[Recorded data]
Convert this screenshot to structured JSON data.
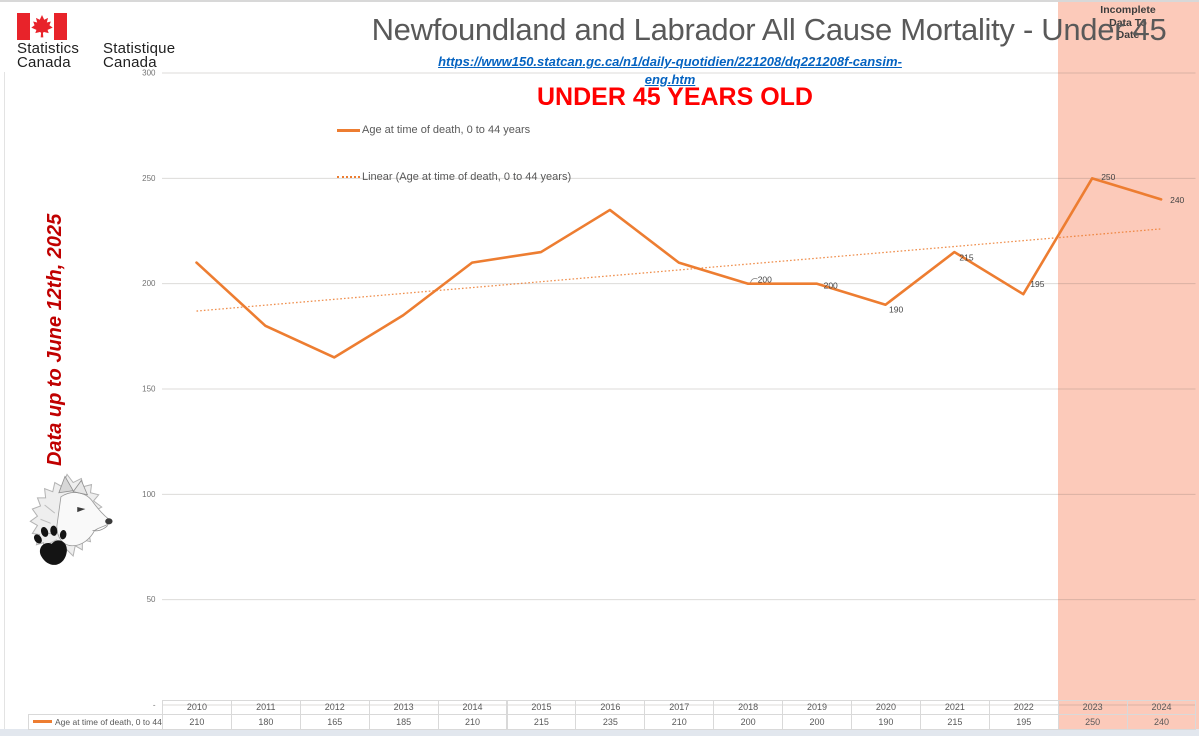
{
  "page": {
    "logo": {
      "flag_icon": "canada-flag",
      "en_line1": "Statistics",
      "en_line2": "Canada",
      "fr_line1": "Statistique",
      "fr_line2": "Canada"
    },
    "title": "Newfoundland and Labrador All Cause Mortality - Under 45",
    "source_link": "https://www150.statcan.gc.ca/n1/daily-quotidien/221208/dq221208f-cansim-eng.htm",
    "subtitle": "UNDER 45 YEARS OLD",
    "side_note": "Data up to June 12th, 2025",
    "incomplete_note_lines": [
      "Incomplete",
      "Data To",
      "Date"
    ]
  },
  "chart_data": {
    "type": "line",
    "title": "Newfoundland and Labrador All Cause Mortality - Under 45",
    "categories": [
      "2010",
      "2011",
      "2012",
      "2013",
      "2014",
      "2015",
      "2016",
      "2017",
      "2018",
      "2019",
      "2020",
      "2021",
      "2022",
      "2023",
      "2024"
    ],
    "series": [
      {
        "name": "Age at time of death, 0 to 44 years",
        "color": "#ED7D31",
        "values": [
          210,
          180,
          165,
          185,
          210,
          215,
          235,
          210,
          200,
          200,
          190,
          215,
          195,
          250,
          240
        ]
      }
    ],
    "trendline": {
      "name": "Linear (Age at time of death, 0 to 44 years)",
      "style": "dotted",
      "start_value": 187,
      "end_value": 226
    },
    "point_labels": [
      null,
      null,
      null,
      null,
      null,
      null,
      null,
      null,
      "200",
      "200",
      "190",
      "215",
      "195",
      "250",
      "240"
    ],
    "ylim": [
      0,
      300
    ],
    "yticks": [
      "300",
      "250",
      "200",
      "150",
      "100",
      "50",
      "-"
    ],
    "grid": true,
    "legend_position": "inside-top-left",
    "incomplete_region": {
      "from_category": "2023",
      "label": "Incomplete Data To Date"
    }
  },
  "table": {
    "row_label": "Age at time of death, 0 to 44 years",
    "columns": [
      "2010",
      "2011",
      "2012",
      "2013",
      "2014",
      "2015",
      "2016",
      "2017",
      "2018",
      "2019",
      "2020",
      "2021",
      "2022",
      "2023",
      "2024"
    ],
    "values": [
      "210",
      "180",
      "165",
      "185",
      "210",
      "215",
      "235",
      "210",
      "200",
      "200",
      "190",
      "215",
      "195",
      "250",
      "240"
    ]
  },
  "colors": {
    "series_orange": "#ED7D31",
    "incomplete_fill": "#FCCABA",
    "alert_red": "#FF0000",
    "note_red": "#C00000",
    "title_gray": "#595959",
    "link_blue": "#0563C1",
    "flag_red": "#E8232A",
    "grid_gray": "#D9D9D9",
    "tick_text": "#737373",
    "point_label_text": "#444444"
  }
}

▶ **Set problem**
Filter the records down to the lines that contain the string "name", and copy those lines.

▶ **Answer to the exercise**
        "name": "Age at time of death, 0 to 44 years",
      "name": "Linear (Age at time of death, 0 to 44 years)",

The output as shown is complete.